_EXTRACT PROVIDED_:
— begin —

Valentine’s Day Traditions Around the World
Tuesday, 15 February 2022
Every culture has their unique way of celebrating Valentine’s Day – a day loved and hated by many. Vicki explores some sweet and strange Valentine's customs from across the globe.
Valentine’s Day itself has unclear origins but some people say it came from Rome, and today it is one of the most commercialised days of the year.
The story of Valentine’s Day goes that Emperor Claudius II executed two men on 14 February, although different years, who were both called Valentine. According to Roman legend, one of these men healed his guard’s daughter’s blindness and left a note signed, ‘From your Valentine’.
While in the UK, we may know Valentine’s Day as the day that couples go out for dinner and exchange cards and gifts, each country has their own way of marking the special day.
Japan – cryptic chocolate and white gifts
It’s traditional for women to gift men chocolates on Valentine’s Day. Giri choco is 'obligation chocolate' for friends and colleagues and honmei choco, ‘true feeling chocolate’ is for someone she has romantic feelings for. In return, on White Day, 14 March, men gift women anything ranging from white chocolates to white jewellery.

— end —

_DO THIS_: Pick up the article on Valentine's Day traditions around the world after its final sentence and write the next part.

_DATA LINES_:

— begin —

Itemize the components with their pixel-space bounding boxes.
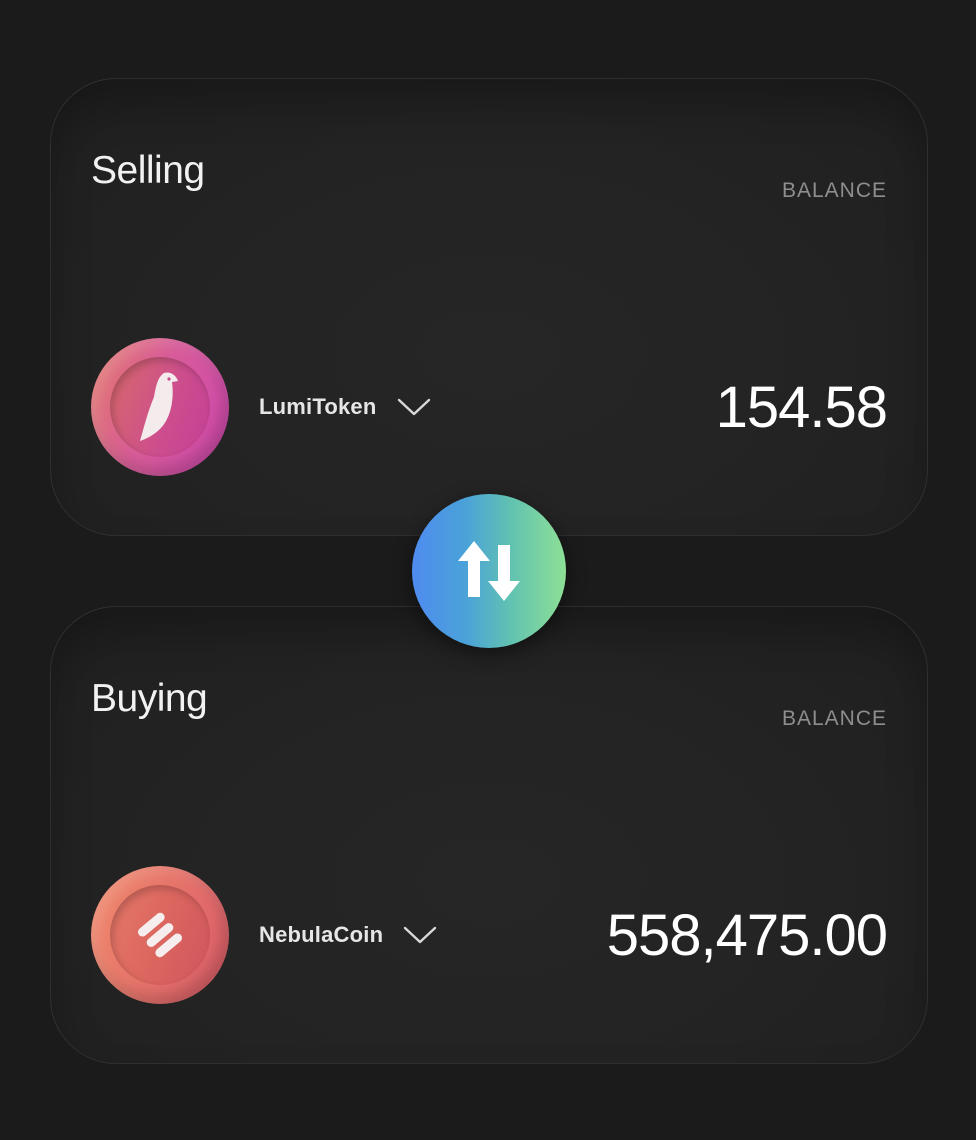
selling-balance-label[interactable]: BALANCE: [782, 179, 887, 203]
selling-title: Selling: [91, 149, 205, 192]
swap-button[interactable]: [412, 494, 566, 648]
buying-token-name: NebulaCoin: [259, 922, 384, 947]
buying-balance-label[interactable]: BALANCE: [782, 707, 887, 731]
selling-card: Selling BALANCE LumiToken 154.58: [50, 78, 928, 536]
stripes-s-icon: [138, 912, 182, 958]
buying-amount[interactable]: 558,475.00: [607, 902, 888, 969]
bird-icon: [140, 372, 178, 441]
chevron-down-icon: [397, 397, 431, 417]
selling-token-row: LumiToken 154.58: [91, 337, 888, 477]
selling-token-dropdown[interactable]: LumiToken: [259, 394, 431, 420]
buying-card: Buying BALANCE NebulaCoin 558,475.00: [50, 606, 928, 1064]
nebulacoin-logo-icon: [91, 866, 229, 1004]
chevron-down-icon: [403, 925, 437, 945]
lumitoken-logo-icon: [91, 338, 229, 476]
selling-amount[interactable]: 154.58: [716, 374, 888, 441]
buying-token-dropdown[interactable]: NebulaCoin: [259, 922, 437, 948]
buying-token-row: NebulaCoin 558,475.00: [91, 865, 888, 1005]
swap-arrows-icon: [458, 541, 520, 601]
buying-title: Buying: [91, 677, 208, 720]
selling-token-name: LumiToken: [259, 394, 377, 419]
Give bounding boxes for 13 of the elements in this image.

— end —

_RESPONSE TO THIS TASK_:
South Korea – singletons unite
As in Japan, women in South Korea give gifts to men on Valentine’s Day and the men then celebrate White Day. However, South Koreans celebrate a third day, known as Black Day. On 14 April, single friends gather to eat noodles and celebrate their singlehood. The day’s name originates from the noodles they eat that come in a black bean sauce.
Denmark – guess your secret admirer
Since the 18th century, the Danes have been sending gaekkebrev to their crushes (paper snowflakes featuring a poem) and then signing their name in dots to preserve an air of mystery. If the recipient manages to guess the sender’s identity, the sender must buy them an Easter egg.
South Africa – wear your heart on your sleeve
In South Africa, they literally wear their hearts on their sleeves and pin the name of their sweethearts to their clothes. It’s believed that the tradition came from the ancient festival of Lupercalia, where men would wear the name of their Valentine in a similar way.
Guatemala – Valentine’s for everyone
Over in Guatemala, Valentine’s Day isn’t just for romance. The focus is also on family, friends and colleagues and the day is more generally named ‘El Día del Cariño’ (The Day of Affection). There’s also an Old Love Parade in Guatemala City which celebrates the country’s senior citizens.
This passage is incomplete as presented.